Transcribe the records that follow exactly. Skip the pictures.

==================================================

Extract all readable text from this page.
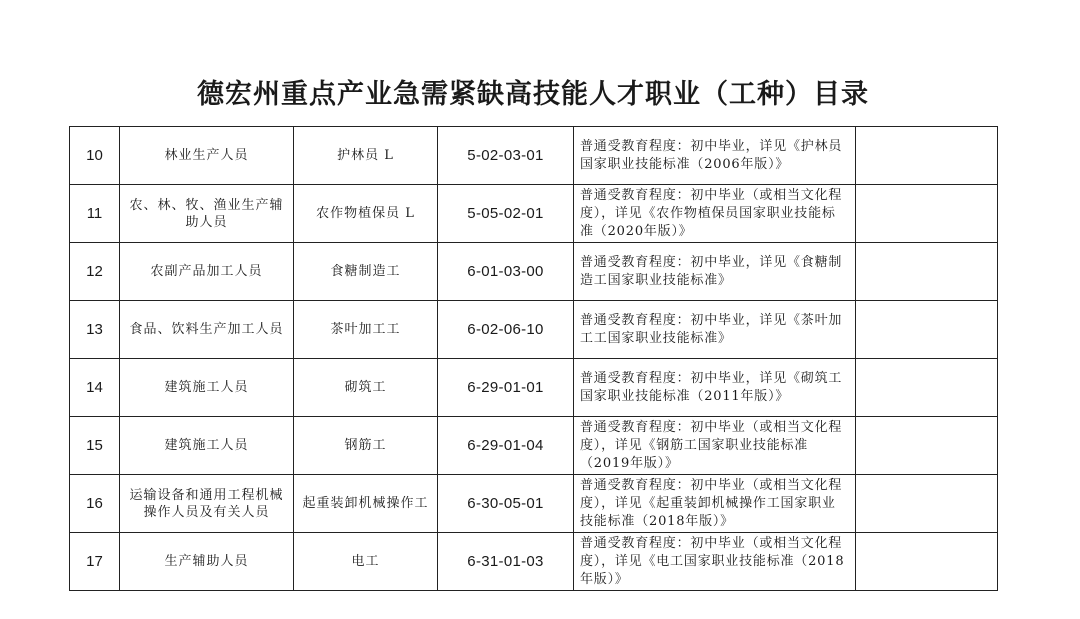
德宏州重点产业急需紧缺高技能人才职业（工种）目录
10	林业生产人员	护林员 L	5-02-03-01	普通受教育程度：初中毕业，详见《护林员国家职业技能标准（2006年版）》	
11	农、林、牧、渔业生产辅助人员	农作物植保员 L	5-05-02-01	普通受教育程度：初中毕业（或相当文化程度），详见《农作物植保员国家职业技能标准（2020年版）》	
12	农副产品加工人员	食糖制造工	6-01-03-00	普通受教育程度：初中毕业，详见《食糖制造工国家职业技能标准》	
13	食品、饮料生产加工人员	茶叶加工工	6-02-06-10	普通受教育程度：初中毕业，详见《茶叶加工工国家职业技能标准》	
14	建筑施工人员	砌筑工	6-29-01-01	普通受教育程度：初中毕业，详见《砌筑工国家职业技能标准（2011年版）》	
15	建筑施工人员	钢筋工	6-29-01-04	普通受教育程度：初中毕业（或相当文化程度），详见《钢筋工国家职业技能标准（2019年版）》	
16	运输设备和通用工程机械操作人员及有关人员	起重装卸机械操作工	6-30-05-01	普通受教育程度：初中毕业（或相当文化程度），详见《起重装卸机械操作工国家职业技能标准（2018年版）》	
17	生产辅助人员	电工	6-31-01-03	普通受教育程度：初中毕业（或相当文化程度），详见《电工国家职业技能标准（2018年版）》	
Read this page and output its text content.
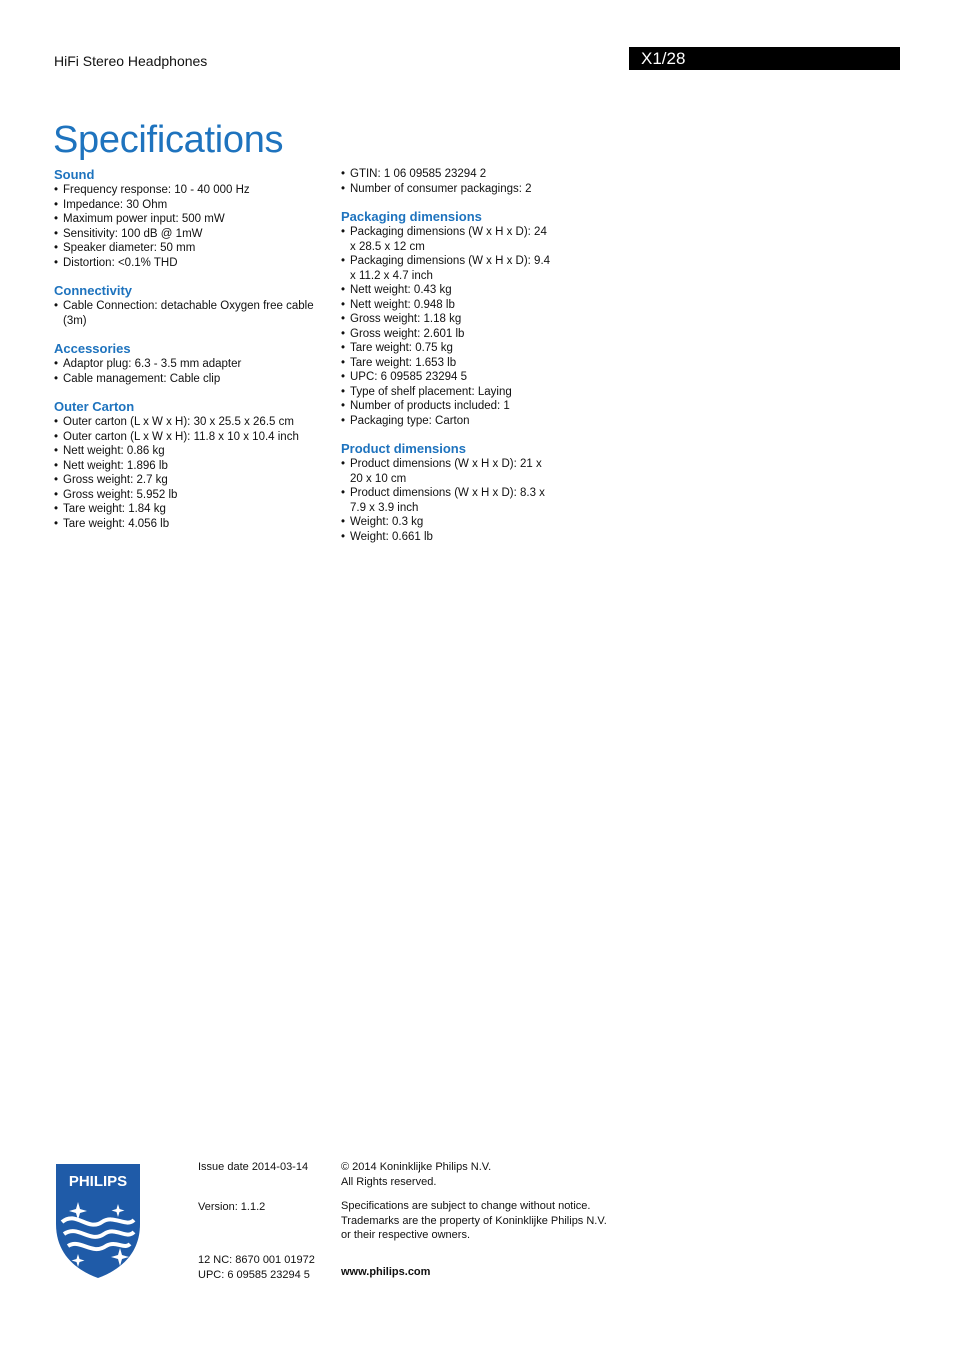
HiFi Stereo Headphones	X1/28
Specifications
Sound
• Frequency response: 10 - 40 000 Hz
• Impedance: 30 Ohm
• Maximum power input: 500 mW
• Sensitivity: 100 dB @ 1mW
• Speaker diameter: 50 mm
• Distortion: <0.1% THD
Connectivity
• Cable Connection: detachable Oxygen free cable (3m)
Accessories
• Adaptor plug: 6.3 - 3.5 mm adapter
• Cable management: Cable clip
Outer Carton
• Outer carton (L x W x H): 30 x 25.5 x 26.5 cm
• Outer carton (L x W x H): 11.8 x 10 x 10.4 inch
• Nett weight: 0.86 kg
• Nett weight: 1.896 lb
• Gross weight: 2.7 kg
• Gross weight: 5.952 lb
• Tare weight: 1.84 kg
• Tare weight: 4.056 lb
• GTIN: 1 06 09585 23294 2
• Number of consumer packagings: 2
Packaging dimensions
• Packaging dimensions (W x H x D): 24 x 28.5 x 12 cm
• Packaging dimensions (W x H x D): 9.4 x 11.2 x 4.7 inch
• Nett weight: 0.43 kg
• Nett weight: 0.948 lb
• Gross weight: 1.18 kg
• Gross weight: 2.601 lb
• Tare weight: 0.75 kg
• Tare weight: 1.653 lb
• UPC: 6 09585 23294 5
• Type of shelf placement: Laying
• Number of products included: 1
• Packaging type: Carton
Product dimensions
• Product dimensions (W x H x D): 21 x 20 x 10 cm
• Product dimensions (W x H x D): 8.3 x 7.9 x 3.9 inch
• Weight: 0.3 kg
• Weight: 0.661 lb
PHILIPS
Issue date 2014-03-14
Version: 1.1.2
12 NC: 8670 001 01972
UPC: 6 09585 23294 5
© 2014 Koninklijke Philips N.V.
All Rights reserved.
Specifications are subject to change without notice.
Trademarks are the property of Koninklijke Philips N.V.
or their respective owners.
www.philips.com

==================================================

Written solution
Extract all readable text from this page.
德宏州重点产业急需紧缺高技能人才职业（工种）目录
10	林业生产人员	护林员 L	5-02-03-01	普通受教育程度：初中毕业，详见《护林员国家职业技能标准（2006年版）》	
11	农、林、牧、渔业生产辅助人员	农作物植保员 L	5-05-02-01	普通受教育程度：初中毕业（或相当文化程度），详见《农作物植保员国家职业技能标准（2020年版）》	
12	农副产品加工人员	食糖制造工	6-01-03-00	普通受教育程度：初中毕业，详见《食糖制造工国家职业技能标准》	
13	食品、饮料生产加工人员	茶叶加工工	6-02-06-10	普通受教育程度：初中毕业，详见《茶叶加工工国家职业技能标准》	
14	建筑施工人员	砌筑工	6-29-01-01	普通受教育程度：初中毕业，详见《砌筑工国家职业技能标准（2011年版）》	
15	建筑施工人员	钢筋工	6-29-01-04	普通受教育程度：初中毕业（或相当文化程度），详见《钢筋工国家职业技能标准（2019年版）》	
16	运输设备和通用工程机械操作人员及有关人员	起重装卸机械操作工	6-30-05-01	普通受教育程度：初中毕业（或相当文化程度），详见《起重装卸机械操作工国家职业技能标准（2018年版）》	
17	生产辅助人员	电工	6-31-01-03	普通受教育程度：初中毕业（或相当文化程度），详见《电工国家职业技能标准（2018年版）》	
Read this page and output its text content.
HiFi Stereo Headphones	X1/28
Specifications
Sound
• Frequency response: 10 - 40 000 Hz
• Impedance: 30 Ohm
• Maximum power input: 500 mW
• Sensitivity: 100 dB @ 1mW
• Speaker diameter: 50 mm
• Distortion: <0.1% THD
Connectivity
• Cable Connection: detachable Oxygen free cable (3m)
Accessories
• Adaptor plug: 6.3 - 3.5 mm adapter
• Cable management: Cable clip
Outer Carton
• Outer carton (L x W x H): 30 x 25.5 x 26.5 cm
• Outer carton (L x W x H): 11.8 x 10 x 10.4 inch
• Nett weight: 0.86 kg
• Nett weight: 1.896 lb
• Gross weight: 2.7 kg
• Gross weight: 5.952 lb
• Tare weight: 1.84 kg
• Tare weight: 4.056 lb
• GTIN: 1 06 09585 23294 2
• Number of consumer packagings: 2
Packaging dimensions
• Packaging dimensions (W x H x D): 24 x 28.5 x 12 cm
• Packaging dimensions (W x H x D): 9.4 x 11.2 x 4.7 inch
• Nett weight: 0.43 kg
• Nett weight: 0.948 lb
• Gross weight: 1.18 kg
• Gross weight: 2.601 lb
• Tare weight: 0.75 kg
• Tare weight: 1.653 lb
• UPC: 6 09585 23294 5
• Type of shelf placement: Laying
• Number of products included: 1
• Packaging type: Carton
Product dimensions
• Product dimensions (W x H x D): 21 x 20 x 10 cm
• Product dimensions (W x H x D): 8.3 x 7.9 x 3.9 inch
• Weight: 0.3 kg
• Weight: 0.661 lb
PHILIPS
Issue date 2014-03-14
Version: 1.1.2
12 NC: 8670 001 01972
UPC: 6 09585 23294 5
© 2014 Koninklijke Philips N.V.
All Rights reserved.
Specifications are subject to change without notice.
Trademarks are the property of Koninklijke Philips N.V.
or their respective owners.
www.philips.com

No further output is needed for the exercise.